[Start of Dataset extract]

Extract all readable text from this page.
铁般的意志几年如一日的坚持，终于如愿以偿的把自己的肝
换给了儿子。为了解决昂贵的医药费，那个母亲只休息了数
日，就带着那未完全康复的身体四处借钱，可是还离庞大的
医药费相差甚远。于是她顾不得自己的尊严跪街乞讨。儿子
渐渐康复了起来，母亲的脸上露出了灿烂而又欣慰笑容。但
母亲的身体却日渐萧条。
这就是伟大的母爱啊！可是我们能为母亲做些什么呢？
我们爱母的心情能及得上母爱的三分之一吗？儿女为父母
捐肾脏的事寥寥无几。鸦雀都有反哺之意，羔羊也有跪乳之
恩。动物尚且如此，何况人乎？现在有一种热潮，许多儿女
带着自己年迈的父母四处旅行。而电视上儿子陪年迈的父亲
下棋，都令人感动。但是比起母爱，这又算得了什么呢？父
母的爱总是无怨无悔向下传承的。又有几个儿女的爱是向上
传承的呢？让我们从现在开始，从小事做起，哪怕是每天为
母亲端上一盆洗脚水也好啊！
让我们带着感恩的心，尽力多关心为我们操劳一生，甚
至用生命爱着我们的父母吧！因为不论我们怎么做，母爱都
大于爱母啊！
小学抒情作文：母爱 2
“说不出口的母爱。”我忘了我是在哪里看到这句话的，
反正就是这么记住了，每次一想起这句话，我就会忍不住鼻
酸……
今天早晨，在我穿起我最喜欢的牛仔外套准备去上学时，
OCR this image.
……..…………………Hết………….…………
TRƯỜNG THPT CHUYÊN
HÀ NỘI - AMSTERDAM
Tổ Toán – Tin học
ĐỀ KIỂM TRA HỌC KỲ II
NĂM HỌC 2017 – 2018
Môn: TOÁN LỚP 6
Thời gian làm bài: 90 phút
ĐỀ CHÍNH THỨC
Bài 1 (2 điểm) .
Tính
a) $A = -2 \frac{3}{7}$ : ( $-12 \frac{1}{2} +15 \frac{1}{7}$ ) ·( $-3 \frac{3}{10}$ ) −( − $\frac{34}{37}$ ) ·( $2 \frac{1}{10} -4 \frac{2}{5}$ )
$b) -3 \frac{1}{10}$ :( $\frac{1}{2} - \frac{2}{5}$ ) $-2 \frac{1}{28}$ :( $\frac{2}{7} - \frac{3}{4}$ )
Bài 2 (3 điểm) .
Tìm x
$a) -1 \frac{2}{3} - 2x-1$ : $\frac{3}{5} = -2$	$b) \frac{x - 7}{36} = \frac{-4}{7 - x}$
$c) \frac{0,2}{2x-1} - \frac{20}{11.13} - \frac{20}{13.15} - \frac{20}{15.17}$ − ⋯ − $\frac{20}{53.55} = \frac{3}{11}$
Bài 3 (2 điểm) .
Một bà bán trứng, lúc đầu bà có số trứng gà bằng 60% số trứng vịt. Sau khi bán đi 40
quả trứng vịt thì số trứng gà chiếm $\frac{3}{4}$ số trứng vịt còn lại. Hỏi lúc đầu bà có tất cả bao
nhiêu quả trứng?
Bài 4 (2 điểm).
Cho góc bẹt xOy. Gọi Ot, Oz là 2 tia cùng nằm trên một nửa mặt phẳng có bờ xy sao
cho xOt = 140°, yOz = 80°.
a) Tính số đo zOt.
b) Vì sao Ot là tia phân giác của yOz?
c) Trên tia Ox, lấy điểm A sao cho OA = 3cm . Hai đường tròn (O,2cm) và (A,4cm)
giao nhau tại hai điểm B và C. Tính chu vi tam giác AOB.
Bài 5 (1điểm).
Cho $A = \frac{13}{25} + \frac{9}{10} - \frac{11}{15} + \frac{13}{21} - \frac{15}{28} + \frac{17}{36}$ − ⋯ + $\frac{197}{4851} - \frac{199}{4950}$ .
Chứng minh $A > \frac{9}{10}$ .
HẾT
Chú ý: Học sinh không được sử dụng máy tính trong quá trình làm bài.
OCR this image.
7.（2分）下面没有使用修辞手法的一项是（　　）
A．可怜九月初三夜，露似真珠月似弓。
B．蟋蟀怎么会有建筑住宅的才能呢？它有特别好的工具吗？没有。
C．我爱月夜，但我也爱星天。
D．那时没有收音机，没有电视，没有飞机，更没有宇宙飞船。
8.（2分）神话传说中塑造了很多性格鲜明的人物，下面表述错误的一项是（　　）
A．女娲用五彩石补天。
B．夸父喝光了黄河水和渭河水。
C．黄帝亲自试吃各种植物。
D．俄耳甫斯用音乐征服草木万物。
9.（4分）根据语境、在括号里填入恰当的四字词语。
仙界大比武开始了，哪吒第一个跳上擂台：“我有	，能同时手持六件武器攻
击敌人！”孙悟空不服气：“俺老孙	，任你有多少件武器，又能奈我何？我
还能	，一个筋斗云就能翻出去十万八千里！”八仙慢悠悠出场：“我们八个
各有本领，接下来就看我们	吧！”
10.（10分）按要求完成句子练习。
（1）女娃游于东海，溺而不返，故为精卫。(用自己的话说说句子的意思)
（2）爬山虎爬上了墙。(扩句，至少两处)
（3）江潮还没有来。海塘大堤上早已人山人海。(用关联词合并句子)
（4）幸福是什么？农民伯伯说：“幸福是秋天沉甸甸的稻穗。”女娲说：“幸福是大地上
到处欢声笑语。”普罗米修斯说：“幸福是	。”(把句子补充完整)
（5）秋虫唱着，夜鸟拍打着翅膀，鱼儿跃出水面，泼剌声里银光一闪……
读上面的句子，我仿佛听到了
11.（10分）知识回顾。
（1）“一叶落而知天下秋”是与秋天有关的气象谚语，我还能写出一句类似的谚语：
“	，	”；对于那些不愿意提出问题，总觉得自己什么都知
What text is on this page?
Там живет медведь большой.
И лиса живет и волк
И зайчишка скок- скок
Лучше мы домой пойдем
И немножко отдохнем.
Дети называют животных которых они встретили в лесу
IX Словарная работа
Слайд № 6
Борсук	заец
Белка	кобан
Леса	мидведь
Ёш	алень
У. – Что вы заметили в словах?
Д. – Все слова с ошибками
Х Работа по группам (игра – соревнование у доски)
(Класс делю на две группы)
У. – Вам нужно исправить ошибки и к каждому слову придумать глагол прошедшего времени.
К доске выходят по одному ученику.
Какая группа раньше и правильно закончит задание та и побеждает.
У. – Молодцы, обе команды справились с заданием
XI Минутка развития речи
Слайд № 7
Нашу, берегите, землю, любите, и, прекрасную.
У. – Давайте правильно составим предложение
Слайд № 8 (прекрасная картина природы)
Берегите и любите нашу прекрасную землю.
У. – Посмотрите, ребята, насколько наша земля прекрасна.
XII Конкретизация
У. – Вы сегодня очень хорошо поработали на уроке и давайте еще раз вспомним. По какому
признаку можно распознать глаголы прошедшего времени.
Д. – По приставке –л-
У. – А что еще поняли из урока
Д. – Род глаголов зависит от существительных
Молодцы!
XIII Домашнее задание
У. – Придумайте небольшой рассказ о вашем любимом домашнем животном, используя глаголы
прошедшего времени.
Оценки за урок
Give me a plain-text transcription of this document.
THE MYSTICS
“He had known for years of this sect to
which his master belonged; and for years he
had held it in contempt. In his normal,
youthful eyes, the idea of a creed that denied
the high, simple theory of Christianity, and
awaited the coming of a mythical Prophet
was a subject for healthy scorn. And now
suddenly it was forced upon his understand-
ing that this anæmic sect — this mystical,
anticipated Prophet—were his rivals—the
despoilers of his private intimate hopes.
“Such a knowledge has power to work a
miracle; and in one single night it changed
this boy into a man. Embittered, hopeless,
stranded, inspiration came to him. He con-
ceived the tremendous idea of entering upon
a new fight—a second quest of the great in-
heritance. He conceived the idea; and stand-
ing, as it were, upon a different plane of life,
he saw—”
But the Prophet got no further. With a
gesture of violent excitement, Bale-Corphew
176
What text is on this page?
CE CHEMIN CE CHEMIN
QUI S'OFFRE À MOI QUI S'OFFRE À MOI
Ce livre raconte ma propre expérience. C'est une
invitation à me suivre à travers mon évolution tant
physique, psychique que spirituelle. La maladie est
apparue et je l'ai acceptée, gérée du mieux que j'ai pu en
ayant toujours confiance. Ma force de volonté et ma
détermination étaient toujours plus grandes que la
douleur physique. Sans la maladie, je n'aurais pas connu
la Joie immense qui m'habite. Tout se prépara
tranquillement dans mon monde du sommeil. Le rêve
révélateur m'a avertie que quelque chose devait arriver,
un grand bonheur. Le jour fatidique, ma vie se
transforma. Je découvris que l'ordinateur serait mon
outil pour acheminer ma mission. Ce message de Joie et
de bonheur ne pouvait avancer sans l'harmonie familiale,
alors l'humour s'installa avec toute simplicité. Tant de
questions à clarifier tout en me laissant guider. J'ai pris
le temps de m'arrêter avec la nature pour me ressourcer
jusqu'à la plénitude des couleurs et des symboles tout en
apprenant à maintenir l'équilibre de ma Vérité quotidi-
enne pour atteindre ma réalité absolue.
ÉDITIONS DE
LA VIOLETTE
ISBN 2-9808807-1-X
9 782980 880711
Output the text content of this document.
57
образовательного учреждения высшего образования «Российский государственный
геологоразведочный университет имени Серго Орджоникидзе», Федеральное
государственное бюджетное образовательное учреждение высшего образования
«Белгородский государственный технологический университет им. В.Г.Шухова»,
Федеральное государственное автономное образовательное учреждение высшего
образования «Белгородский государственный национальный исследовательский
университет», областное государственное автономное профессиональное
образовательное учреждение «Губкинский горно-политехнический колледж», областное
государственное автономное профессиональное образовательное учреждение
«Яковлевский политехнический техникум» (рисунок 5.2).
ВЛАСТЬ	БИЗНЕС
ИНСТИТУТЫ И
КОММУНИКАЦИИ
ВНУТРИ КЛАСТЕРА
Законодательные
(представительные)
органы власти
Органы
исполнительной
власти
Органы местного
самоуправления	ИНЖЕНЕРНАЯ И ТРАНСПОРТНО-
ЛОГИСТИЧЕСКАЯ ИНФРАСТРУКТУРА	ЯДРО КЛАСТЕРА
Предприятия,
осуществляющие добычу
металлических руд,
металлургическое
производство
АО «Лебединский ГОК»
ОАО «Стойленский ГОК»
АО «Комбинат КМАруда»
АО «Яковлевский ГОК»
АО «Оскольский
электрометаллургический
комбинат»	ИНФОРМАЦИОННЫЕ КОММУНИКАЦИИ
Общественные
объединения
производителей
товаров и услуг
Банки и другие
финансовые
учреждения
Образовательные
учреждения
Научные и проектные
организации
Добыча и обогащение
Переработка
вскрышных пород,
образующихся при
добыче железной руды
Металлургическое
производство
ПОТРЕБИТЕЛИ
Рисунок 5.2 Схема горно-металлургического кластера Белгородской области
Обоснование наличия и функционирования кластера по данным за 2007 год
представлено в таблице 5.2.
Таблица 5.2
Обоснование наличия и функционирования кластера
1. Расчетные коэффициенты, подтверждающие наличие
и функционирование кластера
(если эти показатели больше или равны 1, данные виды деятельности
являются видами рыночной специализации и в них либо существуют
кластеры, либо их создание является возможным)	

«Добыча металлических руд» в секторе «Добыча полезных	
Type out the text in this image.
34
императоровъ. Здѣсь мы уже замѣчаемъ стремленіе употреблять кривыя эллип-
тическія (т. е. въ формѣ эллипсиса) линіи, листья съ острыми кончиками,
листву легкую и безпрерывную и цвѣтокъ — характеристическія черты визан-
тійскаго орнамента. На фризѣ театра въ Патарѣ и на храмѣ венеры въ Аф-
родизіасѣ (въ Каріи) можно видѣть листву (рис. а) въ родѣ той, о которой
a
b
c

[End of Dataset extract]

**Short exercise**. Find the lines containing "государственный" and pull them out.

**Result of this exercise**.
образовательного учреждения высшего образования «Российский государственный
«Белгородский государственный технологический университет им. В.Г.Шухова»,
образования «Белгородский государственный национальный исследовательский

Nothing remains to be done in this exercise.